## Short task
State only the number of lines in the material below that contain the string "Западно".

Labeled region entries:
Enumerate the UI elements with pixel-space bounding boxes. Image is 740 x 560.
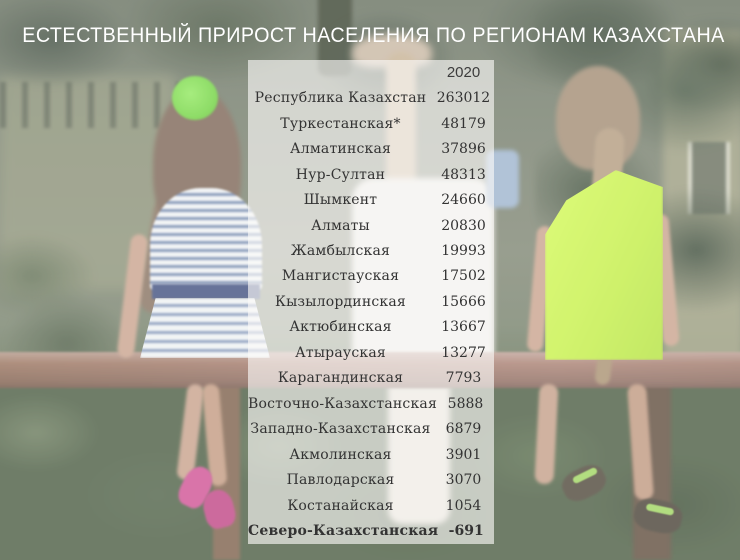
region-name: Атырауская <box>295 344 386 361</box>
region-name: Актюбинская <box>289 319 392 336</box>
left-girl-striped-top <box>150 188 262 292</box>
region-name: Шымкент <box>303 192 378 209</box>
region-name: Туркестанская* <box>280 115 401 132</box>
table-row: Акмолинская 3901 <box>248 442 494 467</box>
table-row: Павлодарская 3070 <box>248 468 494 493</box>
region-value: 3070 <box>445 472 482 489</box>
region-value: 20830 <box>441 217 486 234</box>
table-row: Нур-Султан 48313 <box>248 162 494 187</box>
page-title: ЕСТЕСТВЕННЫЙ ПРИРОСТ НАСЕЛЕНИЯ ПО РЕГИОН… <box>22 24 725 47</box>
region-name: Западно-Казахстанская <box>250 421 431 438</box>
region-value: 13277 <box>441 344 486 361</box>
region-name: Восточно-Казахстанская <box>248 395 437 412</box>
region-name: Павлодарская <box>286 472 395 489</box>
region-value: 6879 <box>445 421 482 438</box>
region-value: 37896 <box>441 141 486 158</box>
regions-table-panel: 2020 Республика Казахстан 263012 Туркестан… <box>248 60 494 544</box>
region-value: 3901 <box>445 446 482 463</box>
region-value: 1054 <box>445 497 482 514</box>
left-girl-waistband <box>152 284 260 299</box>
table-header-row: 2020 <box>248 60 494 85</box>
region-name: Жамбылская <box>290 243 391 260</box>
region-value: -691 <box>448 523 484 540</box>
region-value: 15666 <box>441 293 486 310</box>
region-value: 48179 <box>441 115 486 132</box>
region-name: Республика Казахстан <box>254 90 427 107</box>
table-row: Костанайская 1054 <box>248 493 494 518</box>
region-name: Кызылординская <box>275 293 406 310</box>
region-name: Алматинская <box>289 141 392 158</box>
table-row: Атырауская 13277 <box>248 340 494 365</box>
region-value: 263012 <box>436 90 491 107</box>
region-value: 48313 <box>441 166 486 183</box>
region-name: Акмолинская <box>289 446 392 463</box>
region-value: 17502 <box>441 268 486 285</box>
table-row: Алматинская 37896 <box>248 136 494 161</box>
region-value: 5888 <box>447 395 484 412</box>
left-girl-green-scrunchie <box>172 76 218 120</box>
table-row: Карагандинская 7793 <box>248 366 494 391</box>
region-name: Мангистауская <box>281 268 400 285</box>
table-row: Западно-Казахстанская 6879 <box>248 417 494 442</box>
table-row: Республика Казахстан 263012 <box>248 85 494 110</box>
region-name: Алматы <box>311 217 370 234</box>
region-name: Северо-Казахстанская <box>248 523 439 540</box>
table-row: Актюбинская 13667 <box>248 315 494 340</box>
table-row: Мангистауская 17502 <box>248 264 494 289</box>
region-name: Костанайская <box>287 497 394 514</box>
table-row: Алматы 20830 <box>248 213 494 238</box>
table-row: Кызылординская 15666 <box>248 289 494 314</box>
region-value: 13667 <box>441 319 486 336</box>
region-value: 7793 <box>445 370 482 387</box>
table-row: Жамбылская 19993 <box>248 238 494 263</box>
region-value: 19993 <box>441 243 486 260</box>
table-row: Восточно-Казахстанская 5888 <box>248 391 494 416</box>
table-row: Туркестанская* 48179 <box>248 111 494 136</box>
table-row: Шымкент 24660 <box>248 187 494 212</box>
year-header: 2020 <box>446 64 481 82</box>
table-row: Северо-Казахстанская -691 <box>248 518 494 543</box>
region-name: Карагандинская <box>277 370 404 387</box>
region-name: Нур-Султан <box>295 166 386 183</box>
region-value: 24660 <box>441 192 486 209</box>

## Result for this task
2